> _GIVEN RECORDS_
-- Begin --
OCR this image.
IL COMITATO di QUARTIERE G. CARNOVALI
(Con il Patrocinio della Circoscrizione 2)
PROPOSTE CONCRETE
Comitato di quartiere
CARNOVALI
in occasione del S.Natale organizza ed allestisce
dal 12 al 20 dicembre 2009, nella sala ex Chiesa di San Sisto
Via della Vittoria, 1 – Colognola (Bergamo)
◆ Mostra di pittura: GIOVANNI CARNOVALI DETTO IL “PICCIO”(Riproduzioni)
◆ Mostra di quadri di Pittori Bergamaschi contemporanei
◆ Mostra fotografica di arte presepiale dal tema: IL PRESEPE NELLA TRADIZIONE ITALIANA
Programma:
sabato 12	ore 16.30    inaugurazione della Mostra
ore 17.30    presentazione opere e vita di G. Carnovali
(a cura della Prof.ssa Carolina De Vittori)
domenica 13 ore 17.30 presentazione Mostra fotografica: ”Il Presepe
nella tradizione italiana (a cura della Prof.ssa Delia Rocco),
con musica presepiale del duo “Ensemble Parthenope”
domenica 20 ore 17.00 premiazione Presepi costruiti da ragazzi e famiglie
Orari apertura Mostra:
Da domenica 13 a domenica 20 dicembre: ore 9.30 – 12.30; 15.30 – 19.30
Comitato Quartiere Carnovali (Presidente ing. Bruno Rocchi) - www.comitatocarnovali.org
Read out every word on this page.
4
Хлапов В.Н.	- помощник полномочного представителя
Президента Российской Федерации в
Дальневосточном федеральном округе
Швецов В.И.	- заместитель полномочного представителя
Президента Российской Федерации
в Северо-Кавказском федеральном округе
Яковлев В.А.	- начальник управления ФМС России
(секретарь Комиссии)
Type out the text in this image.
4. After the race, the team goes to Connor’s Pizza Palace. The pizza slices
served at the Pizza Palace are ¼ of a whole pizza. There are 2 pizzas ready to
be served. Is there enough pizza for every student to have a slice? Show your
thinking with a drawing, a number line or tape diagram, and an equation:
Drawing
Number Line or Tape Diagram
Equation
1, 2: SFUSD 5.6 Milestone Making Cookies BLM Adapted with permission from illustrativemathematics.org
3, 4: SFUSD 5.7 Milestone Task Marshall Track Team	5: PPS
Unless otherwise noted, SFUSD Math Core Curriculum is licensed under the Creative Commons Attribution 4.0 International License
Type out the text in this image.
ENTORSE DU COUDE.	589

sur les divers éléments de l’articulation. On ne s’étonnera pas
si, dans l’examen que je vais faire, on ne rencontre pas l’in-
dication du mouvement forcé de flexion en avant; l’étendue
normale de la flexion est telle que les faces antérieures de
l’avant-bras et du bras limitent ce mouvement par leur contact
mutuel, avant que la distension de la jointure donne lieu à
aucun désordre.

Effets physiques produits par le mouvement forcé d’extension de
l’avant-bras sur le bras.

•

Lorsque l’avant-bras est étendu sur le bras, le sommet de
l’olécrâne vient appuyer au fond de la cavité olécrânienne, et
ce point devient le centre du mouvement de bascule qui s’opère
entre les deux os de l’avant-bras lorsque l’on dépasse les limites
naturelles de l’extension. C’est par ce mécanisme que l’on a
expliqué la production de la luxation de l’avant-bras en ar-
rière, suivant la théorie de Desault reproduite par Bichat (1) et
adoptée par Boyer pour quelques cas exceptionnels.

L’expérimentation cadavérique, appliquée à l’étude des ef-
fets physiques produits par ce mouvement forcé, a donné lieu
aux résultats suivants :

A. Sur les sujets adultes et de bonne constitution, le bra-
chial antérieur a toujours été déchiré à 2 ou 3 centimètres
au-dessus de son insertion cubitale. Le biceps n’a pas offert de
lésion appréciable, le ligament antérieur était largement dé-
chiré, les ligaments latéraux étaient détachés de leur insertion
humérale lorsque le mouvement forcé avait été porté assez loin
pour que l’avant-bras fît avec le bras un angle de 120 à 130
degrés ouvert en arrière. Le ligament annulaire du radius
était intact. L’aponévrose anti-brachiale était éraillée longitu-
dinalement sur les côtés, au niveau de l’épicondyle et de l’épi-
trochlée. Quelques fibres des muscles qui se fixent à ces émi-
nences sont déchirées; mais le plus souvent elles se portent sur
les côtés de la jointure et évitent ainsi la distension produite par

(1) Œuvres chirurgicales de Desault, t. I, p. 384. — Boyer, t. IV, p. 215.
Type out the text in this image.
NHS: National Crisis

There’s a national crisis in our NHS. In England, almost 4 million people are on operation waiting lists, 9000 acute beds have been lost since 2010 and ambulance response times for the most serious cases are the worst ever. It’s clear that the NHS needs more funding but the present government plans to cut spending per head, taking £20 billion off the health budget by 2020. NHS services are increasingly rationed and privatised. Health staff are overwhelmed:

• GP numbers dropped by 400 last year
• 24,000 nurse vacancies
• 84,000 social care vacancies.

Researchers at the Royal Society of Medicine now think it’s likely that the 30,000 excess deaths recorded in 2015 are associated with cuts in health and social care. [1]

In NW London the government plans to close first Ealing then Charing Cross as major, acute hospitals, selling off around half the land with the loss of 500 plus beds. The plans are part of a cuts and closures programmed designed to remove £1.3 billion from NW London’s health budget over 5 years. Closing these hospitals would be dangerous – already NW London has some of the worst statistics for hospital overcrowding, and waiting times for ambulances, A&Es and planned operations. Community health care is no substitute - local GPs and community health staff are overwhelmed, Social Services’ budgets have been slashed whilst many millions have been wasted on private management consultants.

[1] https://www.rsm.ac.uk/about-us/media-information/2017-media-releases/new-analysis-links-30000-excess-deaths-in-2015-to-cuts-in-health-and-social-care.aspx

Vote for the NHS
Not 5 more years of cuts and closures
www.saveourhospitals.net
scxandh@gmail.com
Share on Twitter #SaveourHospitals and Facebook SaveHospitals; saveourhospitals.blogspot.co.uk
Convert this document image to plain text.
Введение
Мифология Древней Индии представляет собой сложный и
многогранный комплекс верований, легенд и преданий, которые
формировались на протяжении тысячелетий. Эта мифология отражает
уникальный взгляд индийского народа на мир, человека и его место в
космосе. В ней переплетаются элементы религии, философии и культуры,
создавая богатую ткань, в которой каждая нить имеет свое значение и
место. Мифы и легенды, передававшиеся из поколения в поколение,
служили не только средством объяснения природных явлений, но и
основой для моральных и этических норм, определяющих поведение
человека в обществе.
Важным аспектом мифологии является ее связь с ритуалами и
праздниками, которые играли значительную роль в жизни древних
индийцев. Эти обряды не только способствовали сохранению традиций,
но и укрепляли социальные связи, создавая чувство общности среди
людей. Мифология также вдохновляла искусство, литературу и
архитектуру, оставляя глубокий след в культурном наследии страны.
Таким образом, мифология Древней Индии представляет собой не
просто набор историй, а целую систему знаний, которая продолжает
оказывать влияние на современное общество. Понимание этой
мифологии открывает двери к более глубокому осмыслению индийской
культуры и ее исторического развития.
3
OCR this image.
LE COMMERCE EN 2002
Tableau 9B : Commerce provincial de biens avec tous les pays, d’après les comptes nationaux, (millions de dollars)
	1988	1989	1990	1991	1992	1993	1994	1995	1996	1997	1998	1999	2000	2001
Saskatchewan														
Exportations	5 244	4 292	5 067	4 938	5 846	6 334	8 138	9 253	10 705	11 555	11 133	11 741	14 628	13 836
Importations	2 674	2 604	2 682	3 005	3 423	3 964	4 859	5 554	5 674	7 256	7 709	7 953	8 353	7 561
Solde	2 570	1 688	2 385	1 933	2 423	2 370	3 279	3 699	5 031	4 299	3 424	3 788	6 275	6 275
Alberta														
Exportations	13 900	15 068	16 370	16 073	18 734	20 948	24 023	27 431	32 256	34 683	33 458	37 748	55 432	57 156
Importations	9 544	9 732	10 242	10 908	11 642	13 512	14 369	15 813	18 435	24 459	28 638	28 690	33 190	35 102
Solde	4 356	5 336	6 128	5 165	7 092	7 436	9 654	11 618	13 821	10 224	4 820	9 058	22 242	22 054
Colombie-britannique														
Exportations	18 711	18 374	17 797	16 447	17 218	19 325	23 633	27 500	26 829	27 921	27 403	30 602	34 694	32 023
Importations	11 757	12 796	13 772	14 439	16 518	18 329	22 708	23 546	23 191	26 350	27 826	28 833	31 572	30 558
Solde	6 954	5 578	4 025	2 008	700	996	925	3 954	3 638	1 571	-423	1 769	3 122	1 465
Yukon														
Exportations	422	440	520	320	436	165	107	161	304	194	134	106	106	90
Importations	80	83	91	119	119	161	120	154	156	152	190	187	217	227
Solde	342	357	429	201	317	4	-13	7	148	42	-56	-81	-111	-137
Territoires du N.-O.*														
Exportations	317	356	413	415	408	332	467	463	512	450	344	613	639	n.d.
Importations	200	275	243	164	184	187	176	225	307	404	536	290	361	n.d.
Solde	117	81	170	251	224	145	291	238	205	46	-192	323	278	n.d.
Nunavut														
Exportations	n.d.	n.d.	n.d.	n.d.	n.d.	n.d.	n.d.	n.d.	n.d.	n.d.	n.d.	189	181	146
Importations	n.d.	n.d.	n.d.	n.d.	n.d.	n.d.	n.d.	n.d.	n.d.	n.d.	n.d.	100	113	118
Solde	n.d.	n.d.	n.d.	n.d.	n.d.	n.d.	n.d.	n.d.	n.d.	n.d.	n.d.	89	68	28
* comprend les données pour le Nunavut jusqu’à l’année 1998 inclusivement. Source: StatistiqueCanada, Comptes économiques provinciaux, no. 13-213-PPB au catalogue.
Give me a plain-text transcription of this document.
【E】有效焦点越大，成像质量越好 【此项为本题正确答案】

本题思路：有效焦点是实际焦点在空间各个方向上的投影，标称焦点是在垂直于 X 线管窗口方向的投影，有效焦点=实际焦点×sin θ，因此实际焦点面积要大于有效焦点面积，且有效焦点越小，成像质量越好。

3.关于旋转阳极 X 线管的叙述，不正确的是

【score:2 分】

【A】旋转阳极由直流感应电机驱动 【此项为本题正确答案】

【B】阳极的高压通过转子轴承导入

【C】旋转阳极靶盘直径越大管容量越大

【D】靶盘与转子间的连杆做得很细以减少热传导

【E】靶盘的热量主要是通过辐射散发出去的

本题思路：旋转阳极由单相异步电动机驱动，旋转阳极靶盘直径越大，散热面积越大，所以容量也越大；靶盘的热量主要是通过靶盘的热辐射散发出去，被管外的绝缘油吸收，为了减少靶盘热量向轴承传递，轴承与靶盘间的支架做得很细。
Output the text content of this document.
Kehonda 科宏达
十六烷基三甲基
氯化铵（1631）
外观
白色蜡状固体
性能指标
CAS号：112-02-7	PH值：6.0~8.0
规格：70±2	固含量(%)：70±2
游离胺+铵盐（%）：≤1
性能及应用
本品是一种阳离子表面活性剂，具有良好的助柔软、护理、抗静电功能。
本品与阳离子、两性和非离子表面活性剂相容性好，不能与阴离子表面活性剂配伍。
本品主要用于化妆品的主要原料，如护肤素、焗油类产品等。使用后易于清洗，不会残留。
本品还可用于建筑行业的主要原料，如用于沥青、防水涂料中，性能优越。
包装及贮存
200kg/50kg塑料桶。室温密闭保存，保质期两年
-- End --
> _WHAT TO PRODUCE_
Include both ends. Return the line holding "Give me a plain-text" and all lines after it in the records above, exactly as written.

> _RIGHT ANSWER_
Give me a plain-text transcription of this document.
【E】有效焦点越大，成像质量越好 【此项为本题正确答案】

本题思路：有效焦点是实际焦点在空间各个方向上的投影，标称焦点是在垂直于 X 线管窗口方向的投影，有效焦点=实际焦点×sin θ，因此实际焦点面积要大于有效焦点面积，且有效焦点越小，成像质量越好。

3.关于旋转阳极 X 线管的叙述，不正确的是

【score:2 分】

【A】旋转阳极由直流感应电机驱动 【此项为本题正确答案】

【B】阳极的高压通过转子轴承导入

【C】旋转阳极靶盘直径越大管容量越大

【D】靶盘与转子间的连杆做得很细以减少热传导

【E】靶盘的热量主要是通过辐射散发出去的

本题思路：旋转阳极由单相异步电动机驱动，旋转阳极靶盘直径越大，散热面积越大，所以容量也越大；靶盘的热量主要是通过靶盘的热辐射散发出去，被管外的绝缘油吸收，为了减少靶盘热量向轴承传递，轴承与靶盘间的支架做得很细。
Output the text content of this document.
Kehonda 科宏达
十六烷基三甲基
氯化铵（1631）
外观
白色蜡状固体
性能指标
CAS号：112-02-7	PH值：6.0~8.0
规格：70±2	固含量(%)：70±2
游离胺+铵盐（%）：≤1
性能及应用
本品是一种阳离子表面活性剂，具有良好的助柔软、护理、抗静电功能。
本品与阳离子、两性和非离子表面活性剂相容性好，不能与阴离子表面活性剂配伍。
本品主要用于化妆品的主要原料，如护肤素、焗油类产品等。使用后易于清洗，不会残留。
本品还可用于建筑行业的主要原料，如用于沥青、防水涂料中，性能优越。
包装及贮存
200kg/50kg塑料桶。室温密闭保存，保质期两年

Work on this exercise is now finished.